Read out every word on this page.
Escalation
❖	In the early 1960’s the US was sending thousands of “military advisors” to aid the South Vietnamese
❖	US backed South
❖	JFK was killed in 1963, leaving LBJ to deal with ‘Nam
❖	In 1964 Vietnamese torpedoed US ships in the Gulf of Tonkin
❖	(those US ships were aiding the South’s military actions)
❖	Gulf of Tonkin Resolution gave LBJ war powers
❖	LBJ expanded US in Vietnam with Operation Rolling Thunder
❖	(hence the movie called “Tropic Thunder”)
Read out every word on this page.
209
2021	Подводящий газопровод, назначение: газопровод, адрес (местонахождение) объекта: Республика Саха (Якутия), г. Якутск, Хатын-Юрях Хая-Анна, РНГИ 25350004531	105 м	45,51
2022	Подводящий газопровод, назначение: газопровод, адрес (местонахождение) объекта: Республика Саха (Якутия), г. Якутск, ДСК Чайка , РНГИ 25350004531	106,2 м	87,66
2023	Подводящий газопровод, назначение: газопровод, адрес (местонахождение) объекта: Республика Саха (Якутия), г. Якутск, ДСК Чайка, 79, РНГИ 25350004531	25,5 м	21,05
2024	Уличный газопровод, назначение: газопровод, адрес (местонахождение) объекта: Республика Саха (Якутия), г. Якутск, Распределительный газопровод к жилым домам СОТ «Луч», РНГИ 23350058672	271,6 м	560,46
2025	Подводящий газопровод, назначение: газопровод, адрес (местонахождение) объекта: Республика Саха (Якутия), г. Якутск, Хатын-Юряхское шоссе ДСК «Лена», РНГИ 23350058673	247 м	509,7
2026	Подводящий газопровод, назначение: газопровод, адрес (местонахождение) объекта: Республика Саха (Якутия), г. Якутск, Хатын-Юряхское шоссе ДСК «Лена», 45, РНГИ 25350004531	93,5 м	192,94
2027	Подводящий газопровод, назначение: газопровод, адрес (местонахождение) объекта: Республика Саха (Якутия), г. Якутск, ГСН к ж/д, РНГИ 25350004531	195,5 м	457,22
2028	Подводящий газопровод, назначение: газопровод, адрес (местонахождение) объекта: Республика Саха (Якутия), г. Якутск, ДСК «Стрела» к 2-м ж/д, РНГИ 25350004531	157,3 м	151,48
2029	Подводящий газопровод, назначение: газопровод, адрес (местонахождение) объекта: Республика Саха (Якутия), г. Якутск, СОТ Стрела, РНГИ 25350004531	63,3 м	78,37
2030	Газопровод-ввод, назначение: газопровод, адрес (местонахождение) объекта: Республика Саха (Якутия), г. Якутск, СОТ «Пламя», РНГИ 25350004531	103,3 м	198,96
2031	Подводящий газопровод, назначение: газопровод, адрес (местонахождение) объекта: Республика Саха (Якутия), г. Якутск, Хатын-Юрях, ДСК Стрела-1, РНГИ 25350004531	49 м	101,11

================

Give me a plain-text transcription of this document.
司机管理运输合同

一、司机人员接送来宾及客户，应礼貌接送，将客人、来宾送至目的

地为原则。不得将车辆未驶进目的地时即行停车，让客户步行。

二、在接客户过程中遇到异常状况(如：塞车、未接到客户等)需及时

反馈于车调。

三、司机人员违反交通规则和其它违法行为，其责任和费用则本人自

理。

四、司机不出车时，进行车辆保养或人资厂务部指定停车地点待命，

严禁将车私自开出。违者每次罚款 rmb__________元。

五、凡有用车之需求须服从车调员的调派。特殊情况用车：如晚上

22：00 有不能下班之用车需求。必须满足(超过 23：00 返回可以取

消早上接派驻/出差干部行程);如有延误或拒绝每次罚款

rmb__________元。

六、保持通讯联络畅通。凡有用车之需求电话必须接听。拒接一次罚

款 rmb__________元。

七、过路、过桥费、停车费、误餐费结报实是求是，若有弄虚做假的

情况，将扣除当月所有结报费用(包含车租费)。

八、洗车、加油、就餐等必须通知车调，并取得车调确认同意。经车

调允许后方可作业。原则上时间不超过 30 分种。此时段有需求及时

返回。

================

§ **WHAT THE EXERCISE ASKS**: Of the lines above, how many hold the string "ships"? Answer with only the number.

§ **SOLUTION FOR THIS EXERCISE**: 2